Exercise directions: Return every line of the data below that includes the string "shifted".

Records for this exercise:
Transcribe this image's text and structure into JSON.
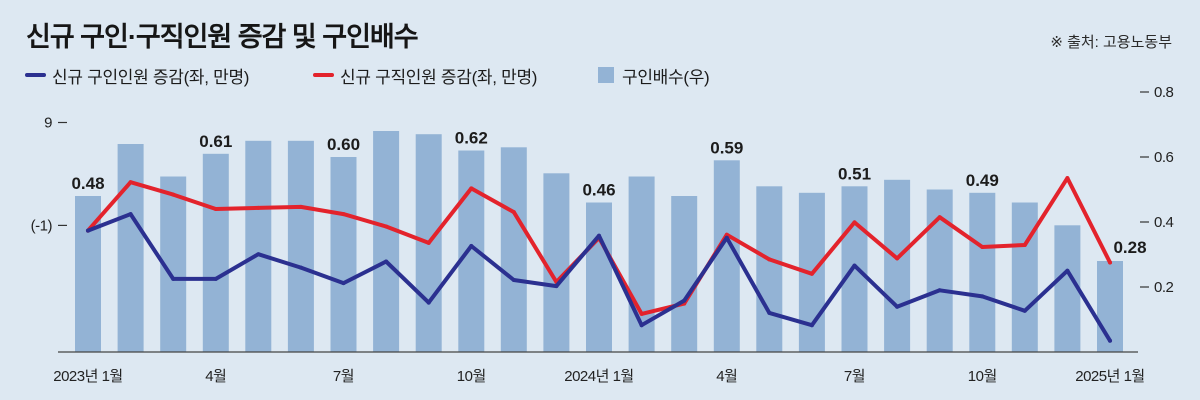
{
  "chart_data": {
    "type": "bar",
    "title": "신규 구인·구직인원 증감 및 구인배수",
    "source": "※ 출처: 고용노동부",
    "series": [
      {
        "name": "신규 구인인원 증감(좌, 만명)",
        "type": "line",
        "axis": "left",
        "color": "#2b3090",
        "values": [
          -1.5,
          0.1,
          -6.2,
          -6.2,
          -3.8,
          -5.1,
          -6.6,
          -4.5,
          -8.5,
          -3.0,
          -6.3,
          -6.9,
          -2.0,
          -10.7,
          -8.3,
          -2.2,
          -9.5,
          -10.7,
          -4.9,
          -8.9,
          -7.3,
          -7.9,
          -9.3,
          -5.4,
          -12.2
        ]
      },
      {
        "name": "신규 구직인원 증감(좌, 만명)",
        "type": "line",
        "axis": "left",
        "color": "#e3232c",
        "values": [
          -1.5,
          3.2,
          2.0,
          0.6,
          0.7,
          0.8,
          0.1,
          -1.1,
          -2.7,
          2.6,
          0.3,
          -6.5,
          -2.2,
          -9.6,
          -8.6,
          -1.9,
          -4.3,
          -5.7,
          -0.7,
          -4.2,
          -0.2,
          -3.1,
          -2.9,
          3.6,
          -4.6
        ]
      },
      {
        "name": "구인배수(우)",
        "type": "bar",
        "axis": "right",
        "color": "#93b3d5",
        "values": [
          0.48,
          0.64,
          0.54,
          0.61,
          0.65,
          0.65,
          0.6,
          0.68,
          0.67,
          0.62,
          0.63,
          0.55,
          0.46,
          0.54,
          0.48,
          0.59,
          0.51,
          0.49,
          0.51,
          0.53,
          0.5,
          0.49,
          0.46,
          0.39,
          0.28
        ]
      }
    ],
    "data_labels": [
      {
        "index": 0,
        "text": "0.48"
      },
      {
        "index": 3,
        "text": "0.61"
      },
      {
        "index": 6,
        "text": "0.60"
      },
      {
        "index": 9,
        "text": "0.62"
      },
      {
        "index": 12,
        "text": "0.46"
      },
      {
        "index": 15,
        "text": "0.59"
      },
      {
        "index": 18,
        "text": "0.51"
      },
      {
        "index": 21,
        "text": "0.49"
      },
      {
        "index": 24,
        "text": "0.28"
      }
    ],
    "x_tick_labels": [
      {
        "index": 0,
        "label": "2023년 1월"
      },
      {
        "index": 3,
        "label": "4월"
      },
      {
        "index": 6,
        "label": "7월"
      },
      {
        "index": 9,
        "label": "10월"
      },
      {
        "index": 12,
        "label": "2024년 1월"
      },
      {
        "index": 15,
        "label": "4월"
      },
      {
        "index": 18,
        "label": "7월"
      },
      {
        "index": 21,
        "label": "10월"
      },
      {
        "index": 24,
        "label": "2025년 1월"
      }
    ],
    "y_left": {
      "range": [
        -13.3,
        12.6
      ],
      "ticks": [
        {
          "value": 9,
          "label": "9"
        },
        {
          "value": -1,
          "label": "(-1)"
        }
      ]
    },
    "y_right": {
      "range": [
        0,
        0.82
      ],
      "ticks": [
        {
          "value": 0.8,
          "label": "0.8"
        },
        {
          "value": 0.6,
          "label": "0.6"
        },
        {
          "value": 0.4,
          "label": "0.4"
        },
        {
          "value": 0.2,
          "label": "0.2"
        }
      ]
    },
    "grid": false,
    "legend_position": "top-left"
  }
}
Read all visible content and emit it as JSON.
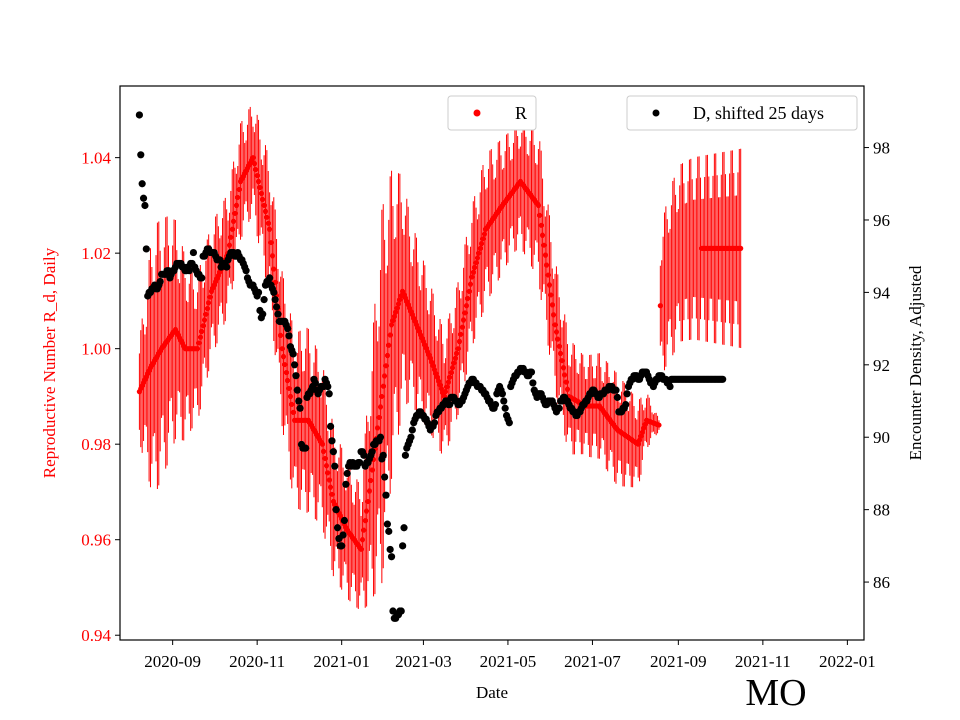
{
  "chart_data": {
    "type": "scatter",
    "title": "",
    "state_label": "MO",
    "xlabel": "Date",
    "ylabel_left": "Reproductive Number R_d, Daily",
    "ylabel_right": "Encounter Density, Adjusted",
    "x_range": [
      "2020-07-25",
      "2022-01-13"
    ],
    "ylim_left": [
      0.939,
      1.055
    ],
    "ylim_right": [
      84.4,
      99.7
    ],
    "x_ticks": [
      {
        "date": "2020-09-01",
        "label": "2020-09"
      },
      {
        "date": "2020-11-01",
        "label": "2020-11"
      },
      {
        "date": "2021-01-01",
        "label": "2021-01"
      },
      {
        "date": "2021-03-01",
        "label": "2021-03"
      },
      {
        "date": "2021-05-01",
        "label": "2021-05"
      },
      {
        "date": "2021-07-01",
        "label": "2021-07"
      },
      {
        "date": "2021-09-01",
        "label": "2021-09"
      },
      {
        "date": "2021-11-01",
        "label": "2021-11"
      },
      {
        "date": "2022-01-01",
        "label": "2022-01"
      }
    ],
    "y_ticks_left": [
      {
        "v": 0.94,
        "label": "0.94"
      },
      {
        "v": 0.96,
        "label": "0.96"
      },
      {
        "v": 0.98,
        "label": "0.98"
      },
      {
        "v": 1.0,
        "label": "1.00"
      },
      {
        "v": 1.02,
        "label": "1.02"
      },
      {
        "v": 1.04,
        "label": "1.04"
      }
    ],
    "y_ticks_right": [
      {
        "v": 86,
        "label": "86"
      },
      {
        "v": 88,
        "label": "88"
      },
      {
        "v": 90,
        "label": "90"
      },
      {
        "v": 92,
        "label": "92"
      },
      {
        "v": 94,
        "label": "94"
      },
      {
        "v": 96,
        "label": "96"
      },
      {
        "v": 98,
        "label": "98"
      }
    ],
    "legend": [
      {
        "label": "R",
        "color": "#ff0000",
        "placement": "top-center"
      },
      {
        "label": "D, shifted 25 days",
        "color": "#000000",
        "placement": "top-right"
      }
    ],
    "colors": {
      "r_series": "#ff0000",
      "d_series": "#000000",
      "left_axis_text": "#ff0000",
      "axis": "#000000"
    },
    "series": [
      {
        "name": "R",
        "axis": "left",
        "start_date": "2020-08-08",
        "step_days": 1,
        "r_knots": [
          [
            0,
            0.991
          ],
          [
            8,
            0.996
          ],
          [
            16,
            1.0
          ],
          [
            26,
            1.004
          ],
          [
            33,
            1.0
          ],
          [
            42,
            1.0
          ],
          [
            52,
            1.012
          ],
          [
            64,
            1.02
          ],
          [
            73,
            1.035
          ],
          [
            82,
            1.04
          ],
          [
            94,
            1.025
          ],
          [
            103,
            1.0
          ],
          [
            112,
            0.985
          ],
          [
            122,
            0.985
          ],
          [
            132,
            0.98
          ],
          [
            140,
            0.968
          ],
          [
            150,
            0.962
          ],
          [
            160,
            0.958
          ],
          [
            165,
            0.968
          ],
          [
            175,
            0.99
          ],
          [
            182,
            1.005
          ],
          [
            190,
            1.012
          ],
          [
            200,
            1.005
          ],
          [
            210,
            0.998
          ],
          [
            220,
            0.99
          ],
          [
            230,
            1.0
          ],
          [
            240,
            1.015
          ],
          [
            250,
            1.025
          ],
          [
            262,
            1.03
          ],
          [
            275,
            1.035
          ],
          [
            288,
            1.03
          ],
          [
            300,
            1.005
          ],
          [
            310,
            0.99
          ],
          [
            322,
            0.988
          ],
          [
            332,
            0.988
          ],
          [
            345,
            0.983
          ],
          [
            360,
            0.98
          ],
          [
            366,
            0.985
          ],
          [
            375,
            0.984
          ],
          [
            376,
            1.009
          ],
          [
            382,
            1.015
          ],
          [
            390,
            1.02
          ],
          [
            400,
            1.021
          ],
          [
            410,
            1.021
          ],
          [
            418,
            1.021
          ],
          [
            425,
            1.021
          ],
          [
            428,
            1.021
          ],
          [
            434,
            1.021
          ]
        ],
        "e_knots": [
          [
            0,
            0.008
          ],
          [
            10,
            0.022
          ],
          [
            20,
            0.02
          ],
          [
            40,
            0.012
          ],
          [
            60,
            0.01
          ],
          [
            80,
            0.009
          ],
          [
            100,
            0.012
          ],
          [
            120,
            0.015
          ],
          [
            140,
            0.012
          ],
          [
            160,
            0.01
          ],
          [
            175,
            0.03
          ],
          [
            195,
            0.015
          ],
          [
            220,
            0.01
          ],
          [
            250,
            0.012
          ],
          [
            270,
            0.01
          ],
          [
            290,
            0.012
          ],
          [
            320,
            0.008
          ],
          [
            345,
            0.009
          ],
          [
            360,
            0.007
          ],
          [
            375,
            0.001
          ],
          [
            376,
            0.012
          ],
          [
            385,
            0.014
          ],
          [
            434,
            0.016
          ]
        ],
        "osc_amp": 0.35,
        "osc_period_days": 6,
        "r_gap_start": 377,
        "r_gap_end": 405
      },
      {
        "name": "D, shifted 25 days",
        "axis": "right",
        "start_date": "2020-08-08",
        "step_days": 1,
        "values": [
          98.9,
          97.8,
          97.0,
          96.6,
          96.4,
          95.2,
          93.9,
          94.0,
          94.0,
          94.1,
          94.1,
          94.2,
          94.1,
          94.1,
          94.2,
          94.3,
          94.5,
          94.5,
          94.5,
          94.5,
          94.6,
          94.6,
          94.4,
          94.5,
          94.6,
          94.6,
          94.7,
          94.8,
          94.8,
          94.8,
          94.8,
          94.7,
          94.7,
          94.6,
          94.6,
          94.7,
          94.6,
          94.8,
          94.8,
          95.1,
          94.7,
          94.6,
          94.5,
          94.5,
          94.4,
          94.4,
          95.0,
          95.0,
          95.1,
          95.2,
          95.2,
          95.1,
          95.1,
          95.1,
          95.1,
          95.0,
          94.9,
          94.9,
          94.9,
          94.7,
          94.8,
          94.8,
          94.8,
          94.7,
          94.9,
          95.0,
          95.1,
          95.1,
          95.1,
          95.0,
          95.0,
          95.1,
          95.0,
          94.9,
          94.9,
          94.8,
          94.7,
          94.6,
          94.4,
          94.3,
          94.2,
          94.2,
          94.2,
          94.1,
          94.0,
          93.9,
          94.0,
          93.5,
          93.3,
          93.4,
          93.8,
          94.2,
          94.3,
          94.3,
          94.4,
          94.2,
          94.1,
          94.0,
          93.8,
          93.6,
          93.4,
          93.2,
          93.2,
          93.2,
          93.2,
          93.2,
          93.1,
          93.0,
          92.8,
          92.5,
          92.4,
          92.3,
          92.0,
          91.7,
          91.3,
          91.0,
          90.8,
          89.8,
          89.7,
          89.7,
          89.7,
          91.1,
          91.2,
          91.2,
          91.3,
          91.4,
          91.6,
          91.5,
          91.3,
          91.2,
          91.3,
          91.4,
          91.4,
          91.4,
          91.6,
          91.5,
          91.4,
          91.2,
          90.3,
          89.9,
          89.6,
          89.2,
          88.0,
          87.5,
          87.2,
          87.0,
          87.0,
          87.3,
          87.7,
          88.7,
          89.0,
          89.2,
          89.3,
          89.2,
          89.3,
          89.2,
          89.2,
          89.2,
          89.3,
          89.3,
          89.6,
          89.6,
          89.5,
          89.2,
          89.3,
          89.3,
          89.4,
          89.5,
          89.6,
          89.8,
          89.8,
          89.9,
          89.9,
          89.9,
          90.0,
          89.4,
          89.5,
          88.9,
          88.4,
          87.6,
          87.4,
          86.9,
          86.7,
          85.2,
          85.0,
          85.0,
          85.1,
          85.1,
          85.2,
          85.2,
          87.0,
          87.5,
          89.5,
          89.7,
          89.8,
          89.9,
          90.0,
          90.2,
          90.4,
          90.5,
          90.6,
          90.6,
          90.7,
          90.7,
          90.6,
          90.6,
          90.5,
          90.5,
          90.4,
          90.3,
          90.2,
          90.3,
          90.3,
          90.4,
          90.6,
          90.7,
          90.7,
          90.8,
          90.8,
          90.9,
          90.9,
          91.0,
          91.0,
          90.9,
          90.9,
          91.1,
          91.1,
          91.1,
          91.0,
          91.0,
          90.9,
          90.9,
          91.0,
          91.0,
          91.1,
          91.2,
          91.3,
          91.4,
          91.5,
          91.5,
          91.6,
          91.6,
          91.5,
          91.5,
          91.4,
          91.4,
          91.4,
          91.3,
          91.3,
          91.2,
          91.2,
          91.1,
          91.0,
          91.0,
          90.9,
          90.8,
          90.8,
          90.9,
          91.2,
          91.3,
          91.4,
          91.3,
          91.2,
          91.0,
          90.8,
          90.6,
          90.5,
          90.4,
          91.4,
          91.5,
          91.6,
          91.7,
          91.7,
          91.8,
          91.8,
          91.9,
          91.9,
          91.9,
          91.8,
          91.8,
          91.7,
          91.7,
          91.8,
          91.8,
          91.5,
          91.3,
          91.2,
          91.1,
          91.2,
          91.2,
          91.2,
          91.1,
          91.0,
          90.9,
          90.9,
          91.0,
          91.0,
          91.0,
          91.0,
          90.9,
          90.8,
          90.7,
          90.8,
          90.8,
          91.0,
          91.0,
          91.1,
          91.1,
          91.0,
          91.0,
          90.9,
          90.8,
          90.8,
          90.7,
          90.7,
          90.6,
          90.6,
          90.7,
          90.7,
          90.8,
          90.9,
          90.9,
          91.0,
          91.0,
          91.1,
          91.2,
          91.2,
          91.3,
          91.3,
          91.2,
          91.2,
          91.1,
          91.1,
          91.2,
          91.2,
          91.2,
          91.3,
          91.3,
          91.3,
          91.4,
          91.4,
          91.4,
          91.3,
          91.3,
          91.3,
          91.1,
          90.7,
          90.7,
          90.7,
          90.8,
          90.8,
          90.9,
          91.2,
          91.4,
          91.5,
          91.6,
          91.6,
          91.7,
          91.7,
          91.7,
          91.6,
          91.6,
          91.7,
          91.8,
          91.8,
          91.8,
          91.8,
          91.7,
          91.6,
          91.5,
          91.5,
          91.4,
          91.5,
          91.6,
          91.6,
          91.7,
          91.7,
          91.7,
          91.6,
          91.6,
          91.6,
          91.5,
          91.5,
          91.4,
          91.6,
          91.6,
          91.6,
          91.6,
          91.6,
          91.6,
          91.6,
          91.6,
          91.6,
          91.6,
          91.6,
          91.6,
          91.6,
          91.6,
          91.6,
          91.6,
          91.6,
          91.6,
          91.6,
          91.6,
          91.6,
          91.6,
          91.6,
          91.6,
          91.6,
          91.6,
          91.6,
          91.6,
          91.6,
          91.6,
          91.6,
          91.6,
          91.6,
          91.6,
          91.6,
          91.6,
          91.6,
          91.6
        ]
      }
    ]
  }
}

Solved problem:
        "label": "D, shifted 25 days",
        "name": "D, shifted 25 days",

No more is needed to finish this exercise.